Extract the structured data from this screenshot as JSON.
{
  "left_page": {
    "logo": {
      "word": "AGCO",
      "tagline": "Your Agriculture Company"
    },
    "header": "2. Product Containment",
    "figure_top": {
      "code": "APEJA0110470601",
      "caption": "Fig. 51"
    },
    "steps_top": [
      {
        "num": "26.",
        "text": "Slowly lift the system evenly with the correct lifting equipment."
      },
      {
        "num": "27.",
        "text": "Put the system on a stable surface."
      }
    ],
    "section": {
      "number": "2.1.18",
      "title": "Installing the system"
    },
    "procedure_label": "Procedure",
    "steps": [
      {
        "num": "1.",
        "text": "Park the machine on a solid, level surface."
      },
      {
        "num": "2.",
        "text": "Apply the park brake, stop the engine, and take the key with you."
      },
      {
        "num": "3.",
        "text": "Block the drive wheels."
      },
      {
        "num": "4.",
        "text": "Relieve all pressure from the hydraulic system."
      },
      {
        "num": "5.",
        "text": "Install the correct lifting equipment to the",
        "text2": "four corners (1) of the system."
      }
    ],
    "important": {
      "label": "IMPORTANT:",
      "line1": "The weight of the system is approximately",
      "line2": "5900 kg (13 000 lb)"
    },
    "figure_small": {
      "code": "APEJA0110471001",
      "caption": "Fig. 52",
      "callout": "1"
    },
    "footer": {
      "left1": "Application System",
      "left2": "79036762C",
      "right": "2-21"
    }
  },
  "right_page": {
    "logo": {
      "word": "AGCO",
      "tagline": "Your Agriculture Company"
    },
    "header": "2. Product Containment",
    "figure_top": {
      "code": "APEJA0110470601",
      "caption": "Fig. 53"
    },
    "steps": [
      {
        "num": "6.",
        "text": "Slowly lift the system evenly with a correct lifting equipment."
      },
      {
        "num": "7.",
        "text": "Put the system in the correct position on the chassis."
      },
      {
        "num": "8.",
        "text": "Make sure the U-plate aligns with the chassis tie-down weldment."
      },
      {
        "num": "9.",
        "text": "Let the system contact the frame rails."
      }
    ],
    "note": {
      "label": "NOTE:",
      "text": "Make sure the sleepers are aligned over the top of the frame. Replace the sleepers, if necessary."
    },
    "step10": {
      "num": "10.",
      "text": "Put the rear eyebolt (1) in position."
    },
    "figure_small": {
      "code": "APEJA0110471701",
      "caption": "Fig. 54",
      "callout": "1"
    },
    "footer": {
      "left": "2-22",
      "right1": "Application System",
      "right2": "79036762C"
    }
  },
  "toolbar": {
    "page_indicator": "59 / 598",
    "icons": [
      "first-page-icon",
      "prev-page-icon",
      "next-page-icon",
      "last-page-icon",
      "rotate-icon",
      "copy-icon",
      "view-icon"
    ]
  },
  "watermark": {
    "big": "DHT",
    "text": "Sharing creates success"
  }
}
-------
Write out every entry word for word.

Extract the structured data from this screenshot as JSON.
{
  "left_page": {
    "logo": {
      "word": "AGCO",
      "tagline": "Your Agriculture Company"
    },
    "header": "2. Product Containment",
    "figure_top": {
      "code": "APEJA0110470601",
      "caption": "Fig. 51"
    },
    "steps_top": [
      {
        "num": "26.",
        "text": "Slowly lift the system evenly with the correct lifting equipment."
      },
      {
        "num": "27.",
        "text": "Put the system on a stable surface."
      }
    ],
    "section": {
      "number": "2.1.18",
      "title": "Installing the system"
    },
    "procedure_label": "Procedure",
    "steps": [
      {
        "num": "1.",
        "text": "Park the machine on a solid, level surface."
      },
      {
        "num": "2.",
        "text": "Apply the park brake, stop the engine, and take the key with you."
      },
      {
        "num": "3.",
        "text": "Block the drive wheels."
      },
      {
        "num": "4.",
        "text": "Relieve all pressure from the hydraulic system."
      },
      {
        "num": "5.",
        "text": "Install the correct lifting equipment to the",
        "text2": "four corners (1) of the system."
      }
    ],
    "important": {
      "label": "IMPORTANT:",
      "line1": "The weight of the system is approximately",
      "line2": "5900 kg (13 000 lb)"
    },
    "figure_small": {
      "code": "APEJA0110471001",
      "caption": "Fig. 52",
      "callout": "1"
    },
    "footer": {
      "left1": "Application System",
      "left2": "79036762C",
      "right": "2-21"
    }
  },
  "right_page": {
    "logo": {
      "word": "AGCO",
      "tagline": "Your Agriculture Company"
    },
    "header": "2. Product Containment",
    "figure_top": {
      "code": "APEJA0110470601",
      "caption": "Fig. 53"
    },
    "steps": [
      {
        "num": "6.",
        "text": "Slowly lift the system evenly with a correct lifting equipment."
      },
      {
        "num": "7.",
        "text": "Put the system in the correct position on the chassis."
      },
      {
        "num": "8.",
        "text": "Make sure the U-plate aligns with the chassis tie-down weldment."
      },
      {
        "num": "9.",
        "text": "Let the system contact the frame rails."
      }
    ],
    "note": {
      "label": "NOTE:",
      "text": "Make sure the sleepers are aligned over the top of the frame. Replace the sleepers, if necessary."
    },
    "step10": {
      "num": "10.",
      "text": "Put the rear eyebolt (1) in position."
    },
    "figure_small": {
      "code": "APEJA0110471701",
      "caption": "Fig. 54",
      "callout": "1"
    },
    "footer": {
      "left": "2-22",
      "right1": "Application System",
      "right2": "79036762C"
    }
  },
  "toolbar": {
    "page_indicator": "59 / 598",
    "icons": [
      "first-page-icon",
      "prev-page-icon",
      "next-page-icon",
      "last-page-icon",
      "rotate-icon",
      "copy-icon",
      "view-icon"
    ]
  },
  "watermark": {
    "big": "DHT",
    "text": "Sharing creates success"
  }
}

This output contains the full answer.